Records
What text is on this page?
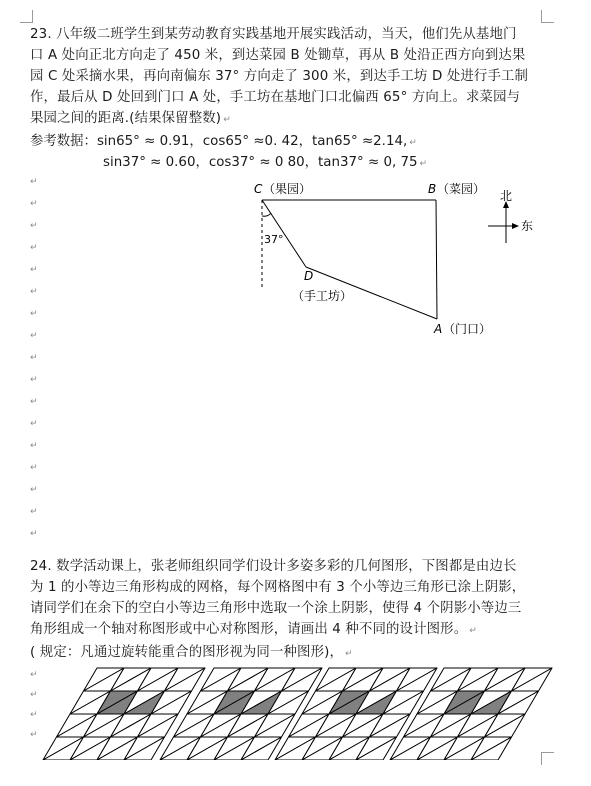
23. 八年级二班学生到某劳动教育实践基地开展实践活动，当天，他们先从基地门

口 A 处向正北方向走了 450 米，到达菜园 B 处锄草，再从 B 处沿正西方向到达果

园 C 处采摘水果，再向南偏东 37° 方向走了 300 米，到达手工坊 D 处进行手工制

作，最后从 D 处回到门口 A 处，手工坊在基地门口北偏西 65° 方向上。求菜园与

果园之间的距离.(结果保留整数) ↵

参考数据：sin65° ≈ 0.91，cos65° ≈0. 42，tan65° ≈2.14, ↵
sin37° ≈ 0.60，cos37° ≈ 0 80，tan37° ≈ 0, 75 ↵
↵
↵
↵
↵
↵
↵
↵
↵
↵
↵
↵
↵
↵
↵
↵
↵
↵
↵
↵
↵
↵
37°
C （果园）	B （菜园）
D
（手工坊）
A （门口）
北
东

24. 数学活动课上，张老师组织同学们设计多姿多彩的几何图形，下图都是由边长

为 1 的小等边三角形构成的网格，每个网格图中有 3 个小等边三角形已涂上阴影，

请同学们在余下的空白小等边三角形中选取一个涂上阴影，使得 4 个阴影小等边三

角形组成一个轴对称图形或中心对称图形，请画出 4 种不同的设计图形。 ↵

( 规定：凡通过旋转能重合的图形视为同一种图形)， ↵
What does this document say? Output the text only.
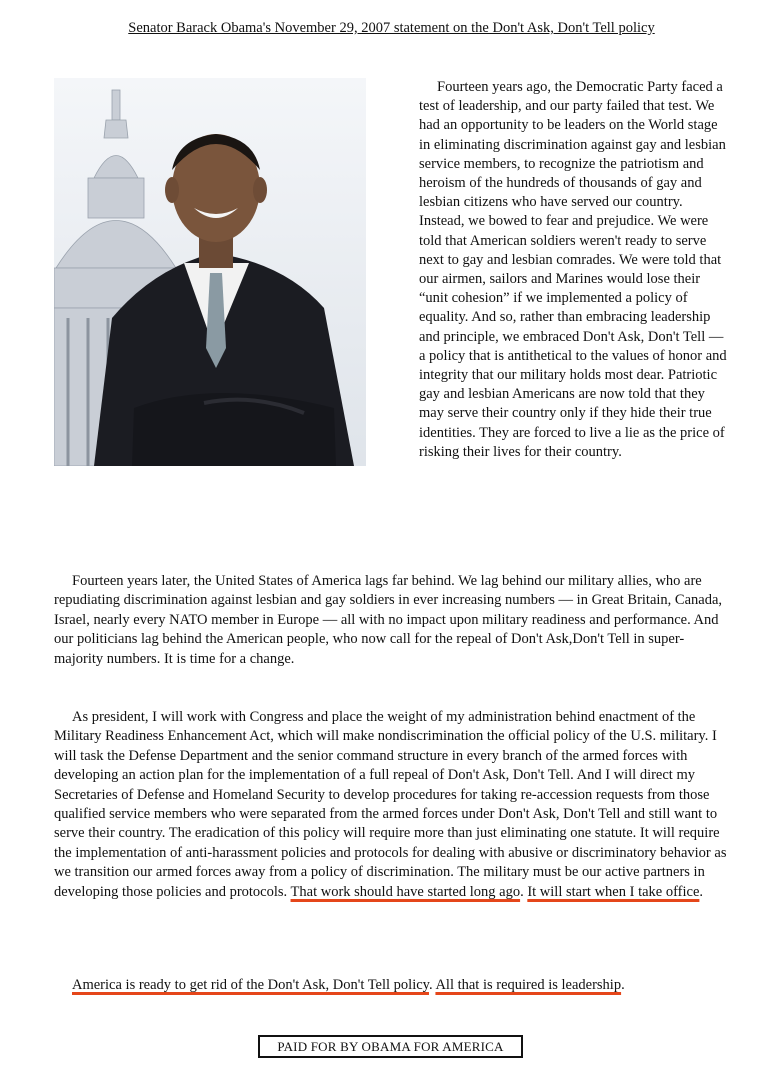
Senator Barack Obama's November 29, 2007 statement on the Don't Ask, Don't Tell policy

Fourteen years ago, the Democratic Party faced a test of leadership, and our party failed that test. We had an opportunity to be leaders on the World stage in eliminating discrimination against gay and lesbian service members, to recognize the patriotism and heroism of the hundreds of thousands of gay and lesbian citizens who have served our country. Instead, we bowed to fear and prejudice. We were told that American soldiers weren't ready to serve next to gay and lesbian comrades. We were told that our airmen, sailors and Marines would lose their “unit cohesion” if we implemented a policy of equality. And so, rather than embracing leadership and principle, we embraced Don't Ask, Don't Tell — a policy that is antithetical to the values of honor and integrity that our military holds most dear. Patriotic gay and lesbian Americans are now told that they may serve their country only if they hide their true identities. They are forced to live a lie as the price of risking their lives for their country.

Fourteen years later, the United States of America lags far behind. We lag behind our military allies, who are repudiating discrimination against lesbian and gay soldiers in ever increasing numbers — in Great Britain, Canada, Israel, nearly every NATO member in Europe — all with no impact upon military readiness and performance. And our politicians lag behind the American people, who now call for the repeal of Don't Ask,Don't Tell in super-majority numbers. It is time for a change.

As president, I will work with Congress and place the weight of my administration behind enactment of the Military Readiness Enhancement Act, which will make nondiscrimination the official policy of the U.S. military. I will task the Defense Department and the senior command structure in every branch of the armed forces with developing an action plan for the implementation of a full repeal of Don't Ask, Don't Tell. And I will direct my Secretaries of Defense and Homeland Security to develop procedures for taking re-accession requests from those qualified service members who were separated from the armed forces under Don't Ask, Don't Tell and still want to serve their country. The eradication of this policy will require more than just eliminating one statute. It will require the implementation of anti-harassment policies and protocols for dealing with abusive or discriminatory behavior as we transition our armed forces away from a policy of discrimination. The military must be our active partners in developing those policies and protocols. That work should have started long ago. It will start when I take office.

America is ready to get rid of the Don't Ask, Don't Tell policy. All that is required is leadership.

PAID FOR BY OBAMA FOR AMERICA
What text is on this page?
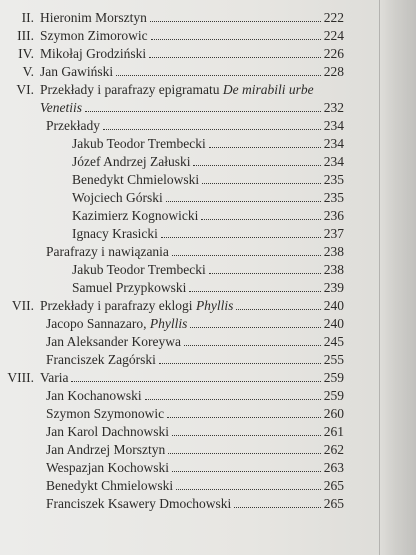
II. Hieronim Morsztyn	222
III. Szymon Zimorowic	224
IV. Mikołaj Grodziński	226
V. Jan Gawiński	228
VI. Przekłady i parafrazy epigramatu De mirabili urbe
Venetiis	232
Przekłady	234
Jakub Teodor Trembecki	234
Józef Andrzej Załuski	234
Benedykt Chmielowski	235
Wojciech Górski	235
Kazimierz Kognowicki	236
Ignacy Krasicki	237
Parafrazy i nawiązania	238
Jakub Teodor Trembecki	238
Samuel Przypkowski	239
VII. Przekłady i parafrazy eklogi Phyllis	240
Jacopo Sannazaro, Phyllis	240
Jan Aleksander Koreywa	245
Franciszek Zagórski	255
VIII. Varia	259
Jan Kochanowski	259
Szymon Szymonowic	260
Jan Karol Dachnowski	261
Jan Andrzej Morsztyn	262
Wespazjan Kochowski	263
Benedykt Chmielowski	265
Franciszek Ksawery Dmochowski	265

- **What the task requires**
From the data above, show each line that contains "Teodor".

- **Response to the exercise**
Jakub Teodor Trembecki	234
Jakub Teodor Trembecki	238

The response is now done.